All of the records below need to be copied exactly.

* DATA TO PROCESS:
****************************************

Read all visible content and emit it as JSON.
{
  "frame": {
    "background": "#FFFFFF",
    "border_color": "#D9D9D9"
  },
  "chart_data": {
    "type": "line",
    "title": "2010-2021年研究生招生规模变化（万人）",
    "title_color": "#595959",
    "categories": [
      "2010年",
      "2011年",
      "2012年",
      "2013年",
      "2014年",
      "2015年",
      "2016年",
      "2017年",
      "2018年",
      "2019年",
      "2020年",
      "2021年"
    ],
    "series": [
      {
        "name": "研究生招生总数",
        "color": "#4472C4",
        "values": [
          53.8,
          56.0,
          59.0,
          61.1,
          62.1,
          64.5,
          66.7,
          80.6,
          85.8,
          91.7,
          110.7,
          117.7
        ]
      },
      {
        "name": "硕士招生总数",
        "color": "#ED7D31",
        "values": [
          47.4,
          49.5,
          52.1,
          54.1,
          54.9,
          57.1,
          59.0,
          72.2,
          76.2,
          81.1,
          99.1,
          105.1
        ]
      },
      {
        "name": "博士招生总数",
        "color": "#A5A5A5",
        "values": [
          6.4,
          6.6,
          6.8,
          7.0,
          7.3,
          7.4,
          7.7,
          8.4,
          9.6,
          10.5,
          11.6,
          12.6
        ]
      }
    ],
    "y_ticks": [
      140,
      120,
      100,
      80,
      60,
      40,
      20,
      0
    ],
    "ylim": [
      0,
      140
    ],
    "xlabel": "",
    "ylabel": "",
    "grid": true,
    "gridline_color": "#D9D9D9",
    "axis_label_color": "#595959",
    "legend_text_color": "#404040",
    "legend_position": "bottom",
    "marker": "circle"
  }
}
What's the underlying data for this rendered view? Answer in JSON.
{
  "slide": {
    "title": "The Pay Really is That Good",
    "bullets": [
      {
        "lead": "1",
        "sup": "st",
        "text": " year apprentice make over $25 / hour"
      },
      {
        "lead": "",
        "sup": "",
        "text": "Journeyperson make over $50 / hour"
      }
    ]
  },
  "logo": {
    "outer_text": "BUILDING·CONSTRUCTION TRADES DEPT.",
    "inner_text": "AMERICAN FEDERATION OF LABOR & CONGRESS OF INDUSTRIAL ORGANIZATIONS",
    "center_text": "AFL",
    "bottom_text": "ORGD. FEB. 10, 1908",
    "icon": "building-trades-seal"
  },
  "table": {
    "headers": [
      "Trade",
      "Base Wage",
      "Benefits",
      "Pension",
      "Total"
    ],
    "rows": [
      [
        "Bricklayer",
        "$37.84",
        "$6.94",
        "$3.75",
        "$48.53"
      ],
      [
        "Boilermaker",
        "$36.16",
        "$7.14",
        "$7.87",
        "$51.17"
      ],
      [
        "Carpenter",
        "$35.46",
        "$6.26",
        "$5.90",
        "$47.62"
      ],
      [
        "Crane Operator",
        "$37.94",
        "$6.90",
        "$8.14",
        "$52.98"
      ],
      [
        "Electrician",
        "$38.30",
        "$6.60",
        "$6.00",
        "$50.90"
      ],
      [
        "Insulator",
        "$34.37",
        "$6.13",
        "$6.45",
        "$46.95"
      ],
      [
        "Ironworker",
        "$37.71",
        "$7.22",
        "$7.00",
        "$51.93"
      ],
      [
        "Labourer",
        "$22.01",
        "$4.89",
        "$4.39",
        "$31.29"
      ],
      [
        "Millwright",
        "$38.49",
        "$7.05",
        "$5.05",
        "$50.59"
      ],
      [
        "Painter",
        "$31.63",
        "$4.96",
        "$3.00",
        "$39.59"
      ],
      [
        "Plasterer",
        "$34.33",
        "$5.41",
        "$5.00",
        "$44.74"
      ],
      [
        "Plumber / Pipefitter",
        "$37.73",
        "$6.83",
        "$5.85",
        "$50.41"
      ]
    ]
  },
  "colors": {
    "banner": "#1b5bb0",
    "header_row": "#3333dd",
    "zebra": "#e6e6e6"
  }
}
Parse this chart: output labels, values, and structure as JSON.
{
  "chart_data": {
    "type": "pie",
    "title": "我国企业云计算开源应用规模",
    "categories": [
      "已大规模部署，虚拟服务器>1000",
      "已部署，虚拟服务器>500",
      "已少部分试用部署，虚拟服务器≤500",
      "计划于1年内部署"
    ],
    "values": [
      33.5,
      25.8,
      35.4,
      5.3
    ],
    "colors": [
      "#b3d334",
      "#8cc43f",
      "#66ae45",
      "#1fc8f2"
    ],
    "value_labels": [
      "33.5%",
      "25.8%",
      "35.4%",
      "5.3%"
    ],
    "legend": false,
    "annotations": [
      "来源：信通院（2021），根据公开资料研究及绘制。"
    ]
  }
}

****************************************

* COMPLETE OUTPUT:
Read all visible content and emit it as JSON.
{
  "frame": {
    "background": "#FFFFFF",
    "border_color": "#D9D9D9"
  },
  "chart_data": {
    "type": "line",
    "title": "2010-2021年研究生招生规模变化（万人）",
    "title_color": "#595959",
    "categories": [
      "2010年",
      "2011年",
      "2012年",
      "2013年",
      "2014年",
      "2015年",
      "2016年",
      "2017年",
      "2018年",
      "2019年",
      "2020年",
      "2021年"
    ],
    "series": [
      {
        "name": "研究生招生总数",
        "color": "#4472C4",
        "values": [
          53.8,
          56.0,
          59.0,
          61.1,
          62.1,
          64.5,
          66.7,
          80.6,
          85.8,
          91.7,
          110.7,
          117.7
        ]
      },
      {
        "name": "硕士招生总数",
        "color": "#ED7D31",
        "values": [
          47.4,
          49.5,
          52.1,
          54.1,
          54.9,
          57.1,
          59.0,
          72.2,
          76.2,
          81.1,
          99.1,
          105.1
        ]
      },
      {
        "name": "博士招生总数",
        "color": "#A5A5A5",
        "values": [
          6.4,
          6.6,
          6.8,
          7.0,
          7.3,
          7.4,
          7.7,
          8.4,
          9.6,
          10.5,
          11.6,
          12.6
        ]
      }
    ],
    "y_ticks": [
      140,
      120,
      100,
      80,
      60,
      40,
      20,
      0
    ],
    "ylim": [
      0,
      140
    ],
    "xlabel": "",
    "ylabel": "",
    "grid": true,
    "gridline_color": "#D9D9D9",
    "axis_label_color": "#595959",
    "legend_text_color": "#404040",
    "legend_position": "bottom",
    "marker": "circle"
  }
}
What's the underlying data for this rendered view? Answer in JSON.
{
  "slide": {
    "title": "The Pay Really is That Good",
    "bullets": [
      {
        "lead": "1",
        "sup": "st",
        "text": " year apprentice make over $25 / hour"
      },
      {
        "lead": "",
        "sup": "",
        "text": "Journeyperson make over $50 / hour"
      }
    ]
  },
  "logo": {
    "outer_text": "BUILDING·CONSTRUCTION TRADES DEPT.",
    "inner_text": "AMERICAN FEDERATION OF LABOR & CONGRESS OF INDUSTRIAL ORGANIZATIONS",
    "center_text": "AFL",
    "bottom_text": "ORGD. FEB. 10, 1908",
    "icon": "building-trades-seal"
  },
  "table": {
    "headers": [
      "Trade",
      "Base Wage",
      "Benefits",
      "Pension",
      "Total"
    ],
    "rows": [
      [
        "Bricklayer",
        "$37.84",
        "$6.94",
        "$3.75",
        "$48.53"
      ],
      [
        "Boilermaker",
        "$36.16",
        "$7.14",
        "$7.87",
        "$51.17"
      ],
      [
        "Carpenter",
        "$35.46",
        "$6.26",
        "$5.90",
        "$47.62"
      ],
      [
        "Crane Operator",
        "$37.94",
        "$6.90",
        "$8.14",
        "$52.98"
      ],
      [
        "Electrician",
        "$38.30",
        "$6.60",
        "$6.00",
        "$50.90"
      ],
      [
        "Insulator",
        "$34.37",
        "$6.13",
        "$6.45",
        "$46.95"
      ],
      [
        "Ironworker",
        "$37.71",
        "$7.22",
        "$7.00",
        "$51.93"
      ],
      [
        "Labourer",
        "$22.01",
        "$4.89",
        "$4.39",
        "$31.29"
      ],
      [
        "Millwright",
        "$38.49",
        "$7.05",
        "$5.05",
        "$50.59"
      ],
      [
        "Painter",
        "$31.63",
        "$4.96",
        "$3.00",
        "$39.59"
      ],
      [
        "Plasterer",
        "$34.33",
        "$5.41",
        "$5.00",
        "$44.74"
      ],
      [
        "Plumber / Pipefitter",
        "$37.73",
        "$6.83",
        "$5.85",
        "$50.41"
      ]
    ]
  },
  "colors": {
    "banner": "#1b5bb0",
    "header_row": "#3333dd",
    "zebra": "#e6e6e6"
  }
}
Parse this chart: output labels, values, and structure as JSON.
{
  "chart_data": {
    "type": "pie",
    "title": "我国企业云计算开源应用规模",
    "categories": [
      "已大规模部署，虚拟服务器>1000",
      "已部署，虚拟服务器>500",
      "已少部分试用部署，虚拟服务器≤500",
      "计划于1年内部署"
    ],
    "values": [
      33.5,
      25.8,
      35.4,
      5.3
    ],
    "colors": [
      "#b3d334",
      "#8cc43f",
      "#66ae45",
      "#1fc8f2"
    ],
    "value_labels": [
      "33.5%",
      "25.8%",
      "35.4%",
      "5.3%"
    ],
    "legend": false,
    "annotations": [
      "来源：信通院（2021），根据公开资料研究及绘制。"
    ]
  }
}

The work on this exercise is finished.